- Raw data:

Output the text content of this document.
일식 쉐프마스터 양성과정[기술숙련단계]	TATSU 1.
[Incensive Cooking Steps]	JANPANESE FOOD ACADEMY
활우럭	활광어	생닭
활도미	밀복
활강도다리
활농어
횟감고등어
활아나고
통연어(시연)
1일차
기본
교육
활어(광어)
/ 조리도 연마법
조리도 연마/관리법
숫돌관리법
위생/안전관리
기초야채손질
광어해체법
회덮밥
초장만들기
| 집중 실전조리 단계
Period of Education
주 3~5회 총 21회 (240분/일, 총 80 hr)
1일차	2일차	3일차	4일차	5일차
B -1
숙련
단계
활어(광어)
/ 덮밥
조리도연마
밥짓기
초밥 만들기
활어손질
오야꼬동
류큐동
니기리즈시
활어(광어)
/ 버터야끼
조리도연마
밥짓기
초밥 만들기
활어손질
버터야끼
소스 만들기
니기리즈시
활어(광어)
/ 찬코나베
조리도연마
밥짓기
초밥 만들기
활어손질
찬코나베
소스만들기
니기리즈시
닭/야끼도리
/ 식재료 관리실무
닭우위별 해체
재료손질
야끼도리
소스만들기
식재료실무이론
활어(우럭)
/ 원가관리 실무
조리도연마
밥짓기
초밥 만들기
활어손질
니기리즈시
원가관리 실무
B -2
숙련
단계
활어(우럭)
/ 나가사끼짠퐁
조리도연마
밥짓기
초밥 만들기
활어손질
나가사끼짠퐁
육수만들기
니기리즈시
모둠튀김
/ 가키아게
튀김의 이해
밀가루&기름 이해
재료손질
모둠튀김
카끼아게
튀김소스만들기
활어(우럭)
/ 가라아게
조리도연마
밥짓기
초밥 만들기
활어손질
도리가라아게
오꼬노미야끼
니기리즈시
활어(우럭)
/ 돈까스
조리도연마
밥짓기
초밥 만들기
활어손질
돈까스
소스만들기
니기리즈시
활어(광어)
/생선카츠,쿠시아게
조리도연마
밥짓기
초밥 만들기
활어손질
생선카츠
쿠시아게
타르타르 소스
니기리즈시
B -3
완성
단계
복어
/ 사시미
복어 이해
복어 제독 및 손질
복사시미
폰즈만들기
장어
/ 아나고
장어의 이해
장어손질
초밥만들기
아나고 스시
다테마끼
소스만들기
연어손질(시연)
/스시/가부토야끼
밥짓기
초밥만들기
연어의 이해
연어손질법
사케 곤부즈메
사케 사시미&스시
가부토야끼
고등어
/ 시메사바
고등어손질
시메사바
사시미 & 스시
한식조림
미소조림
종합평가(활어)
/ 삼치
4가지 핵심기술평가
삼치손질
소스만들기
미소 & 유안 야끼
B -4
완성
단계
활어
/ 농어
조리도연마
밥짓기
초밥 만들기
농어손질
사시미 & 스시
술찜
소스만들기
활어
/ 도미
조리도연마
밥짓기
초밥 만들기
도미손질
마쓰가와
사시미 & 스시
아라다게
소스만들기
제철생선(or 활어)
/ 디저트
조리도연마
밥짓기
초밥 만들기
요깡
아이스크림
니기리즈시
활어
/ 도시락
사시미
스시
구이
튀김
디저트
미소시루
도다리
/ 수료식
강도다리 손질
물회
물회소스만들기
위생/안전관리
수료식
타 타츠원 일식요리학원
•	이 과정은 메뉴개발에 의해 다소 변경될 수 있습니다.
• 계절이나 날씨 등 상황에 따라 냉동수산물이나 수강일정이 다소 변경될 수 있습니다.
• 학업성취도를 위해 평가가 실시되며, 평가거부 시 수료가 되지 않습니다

- What you are asked to do: The records above should be returned exactly.

- Answer in full:
Output the text content of this document.
일식 쉐프마스터 양성과정[기술숙련단계]	TATSU 1.
[Incensive Cooking Steps]	JANPANESE FOOD ACADEMY
활우럭	활광어	생닭
활도미	밀복
활강도다리
활농어
횟감고등어
활아나고
통연어(시연)
1일차
기본
교육
활어(광어)
/ 조리도 연마법
조리도 연마/관리법
숫돌관리법
위생/안전관리
기초야채손질
광어해체법
회덮밥
초장만들기
| 집중 실전조리 단계
Period of Education
주 3~5회 총 21회 (240분/일, 총 80 hr)
1일차	2일차	3일차	4일차	5일차
B -1
숙련
단계
활어(광어)
/ 덮밥
조리도연마
밥짓기
초밥 만들기
활어손질
오야꼬동
류큐동
니기리즈시
활어(광어)
/ 버터야끼
조리도연마
밥짓기
초밥 만들기
활어손질
버터야끼
소스 만들기
니기리즈시
활어(광어)
/ 찬코나베
조리도연마
밥짓기
초밥 만들기
활어손질
찬코나베
소스만들기
니기리즈시
닭/야끼도리
/ 식재료 관리실무
닭우위별 해체
재료손질
야끼도리
소스만들기
식재료실무이론
활어(우럭)
/ 원가관리 실무
조리도연마
밥짓기
초밥 만들기
활어손질
니기리즈시
원가관리 실무
B -2
숙련
단계
활어(우럭)
/ 나가사끼짠퐁
조리도연마
밥짓기
초밥 만들기
활어손질
나가사끼짠퐁
육수만들기
니기리즈시
모둠튀김
/ 가키아게
튀김의 이해
밀가루&기름 이해
재료손질
모둠튀김
카끼아게
튀김소스만들기
활어(우럭)
/ 가라아게
조리도연마
밥짓기
초밥 만들기
활어손질
도리가라아게
오꼬노미야끼
니기리즈시
활어(우럭)
/ 돈까스
조리도연마
밥짓기
초밥 만들기
활어손질
돈까스
소스만들기
니기리즈시
활어(광어)
/생선카츠,쿠시아게
조리도연마
밥짓기
초밥 만들기
활어손질
생선카츠
쿠시아게
타르타르 소스
니기리즈시
B -3
완성
단계
복어
/ 사시미
복어 이해
복어 제독 및 손질
복사시미
폰즈만들기
장어
/ 아나고
장어의 이해
장어손질
초밥만들기
아나고 스시
다테마끼
소스만들기
연어손질(시연)
/스시/가부토야끼
밥짓기
초밥만들기
연어의 이해
연어손질법
사케 곤부즈메
사케 사시미&스시
가부토야끼
고등어
/ 시메사바
고등어손질
시메사바
사시미 & 스시
한식조림
미소조림
종합평가(활어)
/ 삼치
4가지 핵심기술평가
삼치손질
소스만들기
미소 & 유안 야끼
B -4
완성
단계
활어
/ 농어
조리도연마
밥짓기
초밥 만들기
농어손질
사시미 & 스시
술찜
소스만들기
활어
/ 도미
조리도연마
밥짓기
초밥 만들기
도미손질
마쓰가와
사시미 & 스시
아라다게
소스만들기
제철생선(or 활어)
/ 디저트
조리도연마
밥짓기
초밥 만들기
요깡
아이스크림
니기리즈시
활어
/ 도시락
사시미
스시
구이
튀김
디저트
미소시루
도다리
/ 수료식
강도다리 손질
물회
물회소스만들기
위생/안전관리
수료식
타 타츠원 일식요리학원
•	이 과정은 메뉴개발에 의해 다소 변경될 수 있습니다.
• 계절이나 날씨 등 상황에 따라 냉동수산물이나 수강일정이 다소 변경될 수 있습니다.
• 학업성취도를 위해 평가가 실시되며, 평가거부 시 수료가 되지 않습니다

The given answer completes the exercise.